PROBLEM TO SOLVE:
Return all entries precisely as they stand, without the images.

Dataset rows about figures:
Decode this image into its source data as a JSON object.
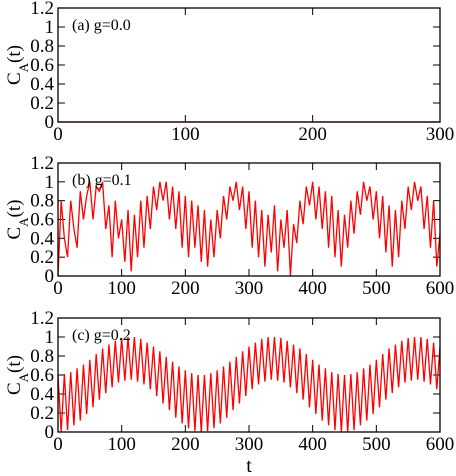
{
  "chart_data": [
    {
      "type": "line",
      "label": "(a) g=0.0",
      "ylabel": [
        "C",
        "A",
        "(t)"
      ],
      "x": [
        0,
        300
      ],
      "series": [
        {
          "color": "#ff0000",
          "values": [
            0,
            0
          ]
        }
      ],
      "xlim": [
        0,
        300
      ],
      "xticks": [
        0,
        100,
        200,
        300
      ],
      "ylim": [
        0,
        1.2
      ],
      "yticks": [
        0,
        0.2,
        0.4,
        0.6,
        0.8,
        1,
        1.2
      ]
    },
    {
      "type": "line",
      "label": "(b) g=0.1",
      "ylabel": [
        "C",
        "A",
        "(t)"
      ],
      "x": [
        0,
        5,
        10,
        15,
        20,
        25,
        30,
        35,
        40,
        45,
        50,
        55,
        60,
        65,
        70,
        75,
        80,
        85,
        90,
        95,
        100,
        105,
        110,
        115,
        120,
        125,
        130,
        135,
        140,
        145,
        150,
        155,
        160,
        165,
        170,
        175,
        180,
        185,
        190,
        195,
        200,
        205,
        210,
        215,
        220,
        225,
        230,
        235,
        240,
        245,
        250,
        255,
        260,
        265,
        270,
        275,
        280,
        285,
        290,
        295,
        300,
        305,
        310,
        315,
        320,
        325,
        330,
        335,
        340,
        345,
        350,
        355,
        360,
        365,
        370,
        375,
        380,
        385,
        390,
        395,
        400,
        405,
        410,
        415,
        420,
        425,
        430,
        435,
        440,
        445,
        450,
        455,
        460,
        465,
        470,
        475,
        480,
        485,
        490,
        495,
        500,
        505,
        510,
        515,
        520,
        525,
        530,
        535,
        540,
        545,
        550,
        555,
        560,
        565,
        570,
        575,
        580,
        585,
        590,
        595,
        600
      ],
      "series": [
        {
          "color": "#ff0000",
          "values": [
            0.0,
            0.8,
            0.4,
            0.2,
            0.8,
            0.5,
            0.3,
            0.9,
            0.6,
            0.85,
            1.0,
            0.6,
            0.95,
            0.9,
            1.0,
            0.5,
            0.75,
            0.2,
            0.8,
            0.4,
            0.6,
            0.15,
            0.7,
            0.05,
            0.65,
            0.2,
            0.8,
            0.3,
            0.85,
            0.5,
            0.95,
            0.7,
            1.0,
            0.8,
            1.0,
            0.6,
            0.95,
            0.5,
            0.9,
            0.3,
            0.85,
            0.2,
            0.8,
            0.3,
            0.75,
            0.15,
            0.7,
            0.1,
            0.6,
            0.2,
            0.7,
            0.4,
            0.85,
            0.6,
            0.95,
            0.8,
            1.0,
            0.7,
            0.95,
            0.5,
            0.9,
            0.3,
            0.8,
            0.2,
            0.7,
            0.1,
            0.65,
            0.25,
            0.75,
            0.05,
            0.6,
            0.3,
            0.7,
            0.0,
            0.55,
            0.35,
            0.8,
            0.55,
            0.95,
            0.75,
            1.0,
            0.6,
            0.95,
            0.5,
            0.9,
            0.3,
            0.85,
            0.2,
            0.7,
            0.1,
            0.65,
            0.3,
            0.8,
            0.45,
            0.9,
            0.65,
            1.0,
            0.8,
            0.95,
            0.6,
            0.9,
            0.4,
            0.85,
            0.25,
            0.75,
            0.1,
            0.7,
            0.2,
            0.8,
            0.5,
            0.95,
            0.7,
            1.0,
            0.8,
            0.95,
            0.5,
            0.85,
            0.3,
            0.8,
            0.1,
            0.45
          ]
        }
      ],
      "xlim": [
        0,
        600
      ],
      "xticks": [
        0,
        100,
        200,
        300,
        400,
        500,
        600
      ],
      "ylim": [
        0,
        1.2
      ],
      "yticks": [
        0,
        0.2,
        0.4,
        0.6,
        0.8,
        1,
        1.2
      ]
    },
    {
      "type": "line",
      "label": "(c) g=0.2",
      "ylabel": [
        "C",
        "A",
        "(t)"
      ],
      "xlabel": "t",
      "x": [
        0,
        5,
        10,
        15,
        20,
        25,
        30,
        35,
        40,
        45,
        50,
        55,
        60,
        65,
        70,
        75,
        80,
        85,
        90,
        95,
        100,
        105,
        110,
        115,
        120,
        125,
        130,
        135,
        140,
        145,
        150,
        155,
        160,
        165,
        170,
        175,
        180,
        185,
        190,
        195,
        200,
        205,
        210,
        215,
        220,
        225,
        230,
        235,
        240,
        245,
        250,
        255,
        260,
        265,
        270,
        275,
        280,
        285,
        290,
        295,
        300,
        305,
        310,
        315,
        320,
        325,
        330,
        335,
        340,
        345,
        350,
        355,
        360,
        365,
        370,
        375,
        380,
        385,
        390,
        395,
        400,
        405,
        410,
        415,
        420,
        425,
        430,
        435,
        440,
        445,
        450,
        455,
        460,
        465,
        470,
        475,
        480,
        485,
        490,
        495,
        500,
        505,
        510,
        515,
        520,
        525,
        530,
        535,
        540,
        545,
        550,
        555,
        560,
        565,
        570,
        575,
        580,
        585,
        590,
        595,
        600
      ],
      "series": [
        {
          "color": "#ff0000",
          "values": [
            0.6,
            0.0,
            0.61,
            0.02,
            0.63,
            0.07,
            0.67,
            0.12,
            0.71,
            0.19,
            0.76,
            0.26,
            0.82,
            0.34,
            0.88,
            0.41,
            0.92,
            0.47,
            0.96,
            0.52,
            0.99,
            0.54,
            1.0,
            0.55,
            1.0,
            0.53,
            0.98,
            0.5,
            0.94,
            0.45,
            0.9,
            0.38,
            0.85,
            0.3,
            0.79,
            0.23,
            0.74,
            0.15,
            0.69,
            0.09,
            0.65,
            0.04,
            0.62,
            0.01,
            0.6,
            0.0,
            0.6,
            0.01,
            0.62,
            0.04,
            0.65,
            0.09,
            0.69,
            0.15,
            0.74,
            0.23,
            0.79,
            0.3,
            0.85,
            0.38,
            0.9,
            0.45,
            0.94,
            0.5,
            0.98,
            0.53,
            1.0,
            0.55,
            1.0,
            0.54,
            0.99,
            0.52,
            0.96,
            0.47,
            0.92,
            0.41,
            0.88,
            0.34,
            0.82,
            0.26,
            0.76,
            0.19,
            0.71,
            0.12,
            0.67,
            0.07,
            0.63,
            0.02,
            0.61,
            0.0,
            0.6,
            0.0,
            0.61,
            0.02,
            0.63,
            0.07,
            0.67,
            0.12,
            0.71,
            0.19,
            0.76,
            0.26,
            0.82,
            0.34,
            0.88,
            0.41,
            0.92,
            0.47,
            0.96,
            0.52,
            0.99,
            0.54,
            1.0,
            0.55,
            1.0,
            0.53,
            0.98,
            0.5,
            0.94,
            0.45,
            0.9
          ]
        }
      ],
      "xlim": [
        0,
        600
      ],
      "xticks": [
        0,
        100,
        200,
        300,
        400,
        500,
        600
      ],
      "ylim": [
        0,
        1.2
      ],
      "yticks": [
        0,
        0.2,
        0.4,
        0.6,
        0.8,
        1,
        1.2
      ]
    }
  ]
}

THE RESULT:
Decode this image into its source data as a JSON object.
{
  "chart_data": [
    {
      "type": "line",
      "label": "(a) g=0.0",
      "ylabel": [
        "C",
        "A",
        "(t)"
      ],
      "x": [
        0,
        300
      ],
      "series": [
        {
          "color": "#ff0000",
          "values": [
            0,
            0
          ]
        }
      ],
      "xlim": [
        0,
        300
      ],
      "xticks": [
        0,
        100,
        200,
        300
      ],
      "ylim": [
        0,
        1.2
      ],
      "yticks": [
        0,
        0.2,
        0.4,
        0.6,
        0.8,
        1,
        1.2
      ]
    },
    {
      "type": "line",
      "label": "(b) g=0.1",
      "ylabel": [
        "C",
        "A",
        "(t)"
      ],
      "x": [
        0,
        5,
        10,
        15,
        20,
        25,
        30,
        35,
        40,
        45,
        50,
        55,
        60,
        65,
        70,
        75,
        80,
        85,
        90,
        95,
        100,
        105,
        110,
        115,
        120,
        125,
        130,
        135,
        140,
        145,
        150,
        155,
        160,
        165,
        170,
        175,
        180,
        185,
        190,
        195,
        200,
        205,
        210,
        215,
        220,
        225,
        230,
        235,
        240,
        245,
        250,
        255,
        260,
        265,
        270,
        275,
        280,
        285,
        290,
        295,
        300,
        305,
        310,
        315,
        320,
        325,
        330,
        335,
        340,
        345,
        350,
        355,
        360,
        365,
        370,
        375,
        380,
        385,
        390,
        395,
        400,
        405,
        410,
        415,
        420,
        425,
        430,
        435,
        440,
        445,
        450,
        455,
        460,
        465,
        470,
        475,
        480,
        485,
        490,
        495,
        500,
        505,
        510,
        515,
        520,
        525,
        530,
        535,
        540,
        545,
        550,
        555,
        560,
        565,
        570,
        575,
        580,
        585,
        590,
        595,
        600
      ],
      "series": [
        {
          "color": "#ff0000",
          "values": [
            0.0,
            0.8,
            0.4,
            0.2,
            0.8,
            0.5,
            0.3,
            0.9,
            0.6,
            0.85,
            1.0,
            0.6,
            0.95,
            0.9,
            1.0,
            0.5,
            0.75,
            0.2,
            0.8,
            0.4,
            0.6,
            0.15,
            0.7,
            0.05,
            0.65,
            0.2,
            0.8,
            0.3,
            0.85,
            0.5,
            0.95,
            0.7,
            1.0,
            0.8,
            1.0,
            0.6,
            0.95,
            0.5,
            0.9,
            0.3,
            0.85,
            0.2,
            0.8,
            0.3,
            0.75,
            0.15,
            0.7,
            0.1,
            0.6,
            0.2,
            0.7,
            0.4,
            0.85,
            0.6,
            0.95,
            0.8,
            1.0,
            0.7,
            0.95,
            0.5,
            0.9,
            0.3,
            0.8,
            0.2,
            0.7,
            0.1,
            0.65,
            0.25,
            0.75,
            0.05,
            0.6,
            0.3,
            0.7,
            0.0,
            0.55,
            0.35,
            0.8,
            0.55,
            0.95,
            0.75,
            1.0,
            0.6,
            0.95,
            0.5,
            0.9,
            0.3,
            0.85,
            0.2,
            0.7,
            0.1,
            0.65,
            0.3,
            0.8,
            0.45,
            0.9,
            0.65,
            1.0,
            0.8,
            0.95,
            0.6,
            0.9,
            0.4,
            0.85,
            0.25,
            0.75,
            0.1,
            0.7,
            0.2,
            0.8,
            0.5,
            0.95,
            0.7,
            1.0,
            0.8,
            0.95,
            0.5,
            0.85,
            0.3,
            0.8,
            0.1,
            0.45
          ]
        }
      ],
      "xlim": [
        0,
        600
      ],
      "xticks": [
        0,
        100,
        200,
        300,
        400,
        500,
        600
      ],
      "ylim": [
        0,
        1.2
      ],
      "yticks": [
        0,
        0.2,
        0.4,
        0.6,
        0.8,
        1,
        1.2
      ]
    },
    {
      "type": "line",
      "label": "(c) g=0.2",
      "ylabel": [
        "C",
        "A",
        "(t)"
      ],
      "xlabel": "t",
      "x": [
        0,
        5,
        10,
        15,
        20,
        25,
        30,
        35,
        40,
        45,
        50,
        55,
        60,
        65,
        70,
        75,
        80,
        85,
        90,
        95,
        100,
        105,
        110,
        115,
        120,
        125,
        130,
        135,
        140,
        145,
        150,
        155,
        160,
        165,
        170,
        175,
        180,
        185,
        190,
        195,
        200,
        205,
        210,
        215,
        220,
        225,
        230,
        235,
        240,
        245,
        250,
        255,
        260,
        265,
        270,
        275,
        280,
        285,
        290,
        295,
        300,
        305,
        310,
        315,
        320,
        325,
        330,
        335,
        340,
        345,
        350,
        355,
        360,
        365,
        370,
        375,
        380,
        385,
        390,
        395,
        400,
        405,
        410,
        415,
        420,
        425,
        430,
        435,
        440,
        445,
        450,
        455,
        460,
        465,
        470,
        475,
        480,
        485,
        490,
        495,
        500,
        505,
        510,
        515,
        520,
        525,
        530,
        535,
        540,
        545,
        550,
        555,
        560,
        565,
        570,
        575,
        580,
        585,
        590,
        595,
        600
      ],
      "series": [
        {
          "color": "#ff0000",
          "values": [
            0.6,
            0.0,
            0.61,
            0.02,
            0.63,
            0.07,
            0.67,
            0.12,
            0.71,
            0.19,
            0.76,
            0.26,
            0.82,
            0.34,
            0.88,
            0.41,
            0.92,
            0.47,
            0.96,
            0.52,
            0.99,
            0.54,
            1.0,
            0.55,
            1.0,
            0.53,
            0.98,
            0.5,
            0.94,
            0.45,
            0.9,
            0.38,
            0.85,
            0.3,
            0.79,
            0.23,
            0.74,
            0.15,
            0.69,
            0.09,
            0.65,
            0.04,
            0.62,
            0.01,
            0.6,
            0.0,
            0.6,
            0.01,
            0.62,
            0.04,
            0.65,
            0.09,
            0.69,
            0.15,
            0.74,
            0.23,
            0.79,
            0.3,
            0.85,
            0.38,
            0.9,
            0.45,
            0.94,
            0.5,
            0.98,
            0.53,
            1.0,
            0.55,
            1.0,
            0.54,
            0.99,
            0.52,
            0.96,
            0.47,
            0.92,
            0.41,
            0.88,
            0.34,
            0.82,
            0.26,
            0.76,
            0.19,
            0.71,
            0.12,
            0.67,
            0.07,
            0.63,
            0.02,
            0.61,
            0.0,
            0.6,
            0.0,
            0.61,
            0.02,
            0.63,
            0.07,
            0.67,
            0.12,
            0.71,
            0.19,
            0.76,
            0.26,
            0.82,
            0.34,
            0.88,
            0.41,
            0.92,
            0.47,
            0.96,
            0.52,
            0.99,
            0.54,
            1.0,
            0.55,
            1.0,
            0.53,
            0.98,
            0.5,
            0.94,
            0.45,
            0.9
          ]
        }
      ],
      "xlim": [
        0,
        600
      ],
      "xticks": [
        0,
        100,
        200,
        300,
        400,
        500,
        600
      ],
      "ylim": [
        0,
        1.2
      ],
      "yticks": [
        0,
        0.2,
        0.4,
        0.6,
        0.8,
        1,
        1.2
      ]
    }
  ]
}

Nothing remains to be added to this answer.